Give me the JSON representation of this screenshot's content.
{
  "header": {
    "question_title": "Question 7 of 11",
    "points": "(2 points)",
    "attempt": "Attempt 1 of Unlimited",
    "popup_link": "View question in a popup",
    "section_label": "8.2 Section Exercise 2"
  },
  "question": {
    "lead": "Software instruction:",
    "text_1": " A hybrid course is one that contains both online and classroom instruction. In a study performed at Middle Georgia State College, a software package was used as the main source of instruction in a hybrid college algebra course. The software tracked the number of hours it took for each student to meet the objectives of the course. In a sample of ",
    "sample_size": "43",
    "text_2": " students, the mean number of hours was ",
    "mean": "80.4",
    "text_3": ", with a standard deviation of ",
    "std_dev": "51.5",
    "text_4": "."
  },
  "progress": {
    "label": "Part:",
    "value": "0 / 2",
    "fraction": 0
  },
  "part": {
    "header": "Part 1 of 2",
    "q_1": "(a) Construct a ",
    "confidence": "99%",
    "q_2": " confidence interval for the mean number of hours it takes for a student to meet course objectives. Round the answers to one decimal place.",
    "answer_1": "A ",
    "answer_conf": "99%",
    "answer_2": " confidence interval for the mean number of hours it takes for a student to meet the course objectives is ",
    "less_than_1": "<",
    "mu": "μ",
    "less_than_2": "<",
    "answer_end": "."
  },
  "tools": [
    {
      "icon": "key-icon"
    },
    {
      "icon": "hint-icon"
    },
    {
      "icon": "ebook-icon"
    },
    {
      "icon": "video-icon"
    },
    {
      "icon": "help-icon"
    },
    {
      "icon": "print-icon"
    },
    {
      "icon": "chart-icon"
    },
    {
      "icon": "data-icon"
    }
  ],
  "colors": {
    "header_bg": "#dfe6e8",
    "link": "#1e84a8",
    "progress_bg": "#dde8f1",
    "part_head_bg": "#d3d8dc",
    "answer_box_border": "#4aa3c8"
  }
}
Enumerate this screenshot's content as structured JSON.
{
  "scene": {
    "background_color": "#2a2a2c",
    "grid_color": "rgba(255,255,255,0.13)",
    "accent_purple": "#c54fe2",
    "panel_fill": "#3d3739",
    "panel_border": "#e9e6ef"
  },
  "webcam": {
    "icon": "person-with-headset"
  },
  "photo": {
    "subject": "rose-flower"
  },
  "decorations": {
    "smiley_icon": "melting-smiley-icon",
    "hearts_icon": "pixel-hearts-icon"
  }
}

_REQUIRED WORK_: Retype the listing exactly, in full.

_COMPLETE RESPONSE_:
Give me the JSON representation of this screenshot's content.
{
  "header": {
    "question_title": "Question 7 of 11",
    "points": "(2 points)",
    "attempt": "Attempt 1 of Unlimited",
    "popup_link": "View question in a popup",
    "section_label": "8.2 Section Exercise 2"
  },
  "question": {
    "lead": "Software instruction:",
    "text_1": " A hybrid course is one that contains both online and classroom instruction. In a study performed at Middle Georgia State College, a software package was used as the main source of instruction in a hybrid college algebra course. The software tracked the number of hours it took for each student to meet the objectives of the course. In a sample of ",
    "sample_size": "43",
    "text_2": " students, the mean number of hours was ",
    "mean": "80.4",
    "text_3": ", with a standard deviation of ",
    "std_dev": "51.5",
    "text_4": "."
  },
  "progress": {
    "label": "Part:",
    "value": "0 / 2",
    "fraction": 0
  },
  "part": {
    "header": "Part 1 of 2",
    "q_1": "(a) Construct a ",
    "confidence": "99%",
    "q_2": " confidence interval for the mean number of hours it takes for a student to meet course objectives. Round the answers to one decimal place.",
    "answer_1": "A ",
    "answer_conf": "99%",
    "answer_2": " confidence interval for the mean number of hours it takes for a student to meet the course objectives is ",
    "less_than_1": "<",
    "mu": "μ",
    "less_than_2": "<",
    "answer_end": "."
  },
  "tools": [
    {
      "icon": "key-icon"
    },
    {
      "icon": "hint-icon"
    },
    {
      "icon": "ebook-icon"
    },
    {
      "icon": "video-icon"
    },
    {
      "icon": "help-icon"
    },
    {
      "icon": "print-icon"
    },
    {
      "icon": "chart-icon"
    },
    {
      "icon": "data-icon"
    }
  ],
  "colors": {
    "header_bg": "#dfe6e8",
    "link": "#1e84a8",
    "progress_bg": "#dde8f1",
    "part_head_bg": "#d3d8dc",
    "answer_box_border": "#4aa3c8"
  }
}
Enumerate this screenshot's content as structured JSON.
{
  "scene": {
    "background_color": "#2a2a2c",
    "grid_color": "rgba(255,255,255,0.13)",
    "accent_purple": "#c54fe2",
    "panel_fill": "#3d3739",
    "panel_border": "#e9e6ef"
  },
  "webcam": {
    "icon": "person-with-headset"
  },
  "photo": {
    "subject": "rose-flower"
  },
  "decorations": {
    "smiley_icon": "melting-smiley-icon",
    "hearts_icon": "pixel-hearts-icon"
  }
}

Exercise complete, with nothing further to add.